Saved entries
____
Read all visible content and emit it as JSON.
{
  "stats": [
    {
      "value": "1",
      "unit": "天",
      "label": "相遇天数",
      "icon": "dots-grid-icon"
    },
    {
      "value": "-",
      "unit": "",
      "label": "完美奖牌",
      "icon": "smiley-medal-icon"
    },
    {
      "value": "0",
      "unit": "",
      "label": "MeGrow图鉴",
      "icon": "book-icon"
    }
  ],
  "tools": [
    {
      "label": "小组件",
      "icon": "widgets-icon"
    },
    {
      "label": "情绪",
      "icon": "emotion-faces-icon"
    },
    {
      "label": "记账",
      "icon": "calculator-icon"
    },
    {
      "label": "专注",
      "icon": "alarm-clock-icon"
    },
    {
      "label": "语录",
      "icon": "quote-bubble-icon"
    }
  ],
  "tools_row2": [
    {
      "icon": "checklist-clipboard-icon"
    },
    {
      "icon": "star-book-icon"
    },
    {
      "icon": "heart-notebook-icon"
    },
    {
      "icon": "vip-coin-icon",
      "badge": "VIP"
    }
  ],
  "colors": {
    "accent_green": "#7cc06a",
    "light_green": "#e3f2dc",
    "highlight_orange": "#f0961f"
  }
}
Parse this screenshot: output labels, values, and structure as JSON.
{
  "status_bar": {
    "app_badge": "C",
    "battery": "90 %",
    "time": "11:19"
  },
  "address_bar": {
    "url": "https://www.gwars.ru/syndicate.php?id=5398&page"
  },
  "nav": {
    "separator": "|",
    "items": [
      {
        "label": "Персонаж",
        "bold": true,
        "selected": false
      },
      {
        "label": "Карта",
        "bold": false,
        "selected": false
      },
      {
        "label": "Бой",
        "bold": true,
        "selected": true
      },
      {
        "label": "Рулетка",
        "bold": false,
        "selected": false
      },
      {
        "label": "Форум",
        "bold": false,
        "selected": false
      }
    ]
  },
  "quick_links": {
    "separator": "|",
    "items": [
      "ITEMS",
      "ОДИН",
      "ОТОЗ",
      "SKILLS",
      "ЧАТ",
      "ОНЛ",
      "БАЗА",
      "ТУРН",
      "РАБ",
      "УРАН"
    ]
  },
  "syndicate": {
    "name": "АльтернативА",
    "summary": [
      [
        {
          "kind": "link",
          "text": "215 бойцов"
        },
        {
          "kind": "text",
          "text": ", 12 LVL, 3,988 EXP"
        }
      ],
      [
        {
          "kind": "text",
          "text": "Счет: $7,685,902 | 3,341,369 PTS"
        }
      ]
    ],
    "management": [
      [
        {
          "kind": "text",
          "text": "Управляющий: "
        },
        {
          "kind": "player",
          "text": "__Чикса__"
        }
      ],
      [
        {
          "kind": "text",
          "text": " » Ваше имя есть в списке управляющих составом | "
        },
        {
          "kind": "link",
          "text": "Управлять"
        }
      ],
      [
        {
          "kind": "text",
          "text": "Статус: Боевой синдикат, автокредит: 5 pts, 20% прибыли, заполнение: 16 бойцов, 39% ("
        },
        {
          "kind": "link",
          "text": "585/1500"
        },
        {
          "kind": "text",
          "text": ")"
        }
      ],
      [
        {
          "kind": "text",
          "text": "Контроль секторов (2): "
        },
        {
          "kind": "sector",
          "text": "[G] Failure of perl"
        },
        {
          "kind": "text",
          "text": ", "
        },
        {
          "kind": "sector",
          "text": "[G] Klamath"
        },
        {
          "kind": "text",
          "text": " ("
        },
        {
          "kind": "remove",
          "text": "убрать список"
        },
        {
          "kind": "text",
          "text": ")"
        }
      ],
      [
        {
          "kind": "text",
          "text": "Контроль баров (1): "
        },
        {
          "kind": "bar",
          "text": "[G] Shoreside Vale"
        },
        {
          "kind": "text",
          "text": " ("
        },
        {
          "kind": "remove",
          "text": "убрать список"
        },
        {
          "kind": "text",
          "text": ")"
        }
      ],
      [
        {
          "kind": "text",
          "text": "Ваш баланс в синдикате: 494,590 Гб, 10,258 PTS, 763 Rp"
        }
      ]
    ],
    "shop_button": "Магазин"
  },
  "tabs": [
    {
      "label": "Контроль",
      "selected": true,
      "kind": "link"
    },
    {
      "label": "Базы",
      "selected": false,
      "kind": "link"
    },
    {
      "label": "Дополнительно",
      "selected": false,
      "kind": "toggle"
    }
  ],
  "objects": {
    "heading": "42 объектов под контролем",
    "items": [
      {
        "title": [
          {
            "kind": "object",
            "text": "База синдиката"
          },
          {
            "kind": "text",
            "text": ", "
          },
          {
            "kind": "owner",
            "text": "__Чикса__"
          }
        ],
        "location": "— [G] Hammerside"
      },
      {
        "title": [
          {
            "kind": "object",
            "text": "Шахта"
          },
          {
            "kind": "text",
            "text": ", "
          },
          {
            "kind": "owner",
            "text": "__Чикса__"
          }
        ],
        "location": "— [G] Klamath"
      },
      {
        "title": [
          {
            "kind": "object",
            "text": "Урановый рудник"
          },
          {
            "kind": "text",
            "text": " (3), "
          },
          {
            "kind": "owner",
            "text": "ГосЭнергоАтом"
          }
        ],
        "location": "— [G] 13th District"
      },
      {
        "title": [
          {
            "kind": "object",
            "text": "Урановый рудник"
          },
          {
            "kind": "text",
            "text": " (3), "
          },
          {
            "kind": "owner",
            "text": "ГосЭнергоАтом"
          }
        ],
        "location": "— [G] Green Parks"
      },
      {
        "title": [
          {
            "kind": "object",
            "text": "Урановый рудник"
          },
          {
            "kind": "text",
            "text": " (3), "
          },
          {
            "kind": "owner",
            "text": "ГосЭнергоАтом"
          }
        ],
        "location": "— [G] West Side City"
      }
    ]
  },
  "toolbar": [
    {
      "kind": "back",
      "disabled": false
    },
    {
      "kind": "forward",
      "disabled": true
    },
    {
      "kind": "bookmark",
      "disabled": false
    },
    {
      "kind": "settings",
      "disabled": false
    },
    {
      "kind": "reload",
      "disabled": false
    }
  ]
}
____
» **Problem description**: Pick out all the lines with the word "Контроль" in them and copy them.

» **Answer in full**:
          "text": "Контроль секторов (2): "
          "text": "Контроль баров (1): "
      "label": "Контроль",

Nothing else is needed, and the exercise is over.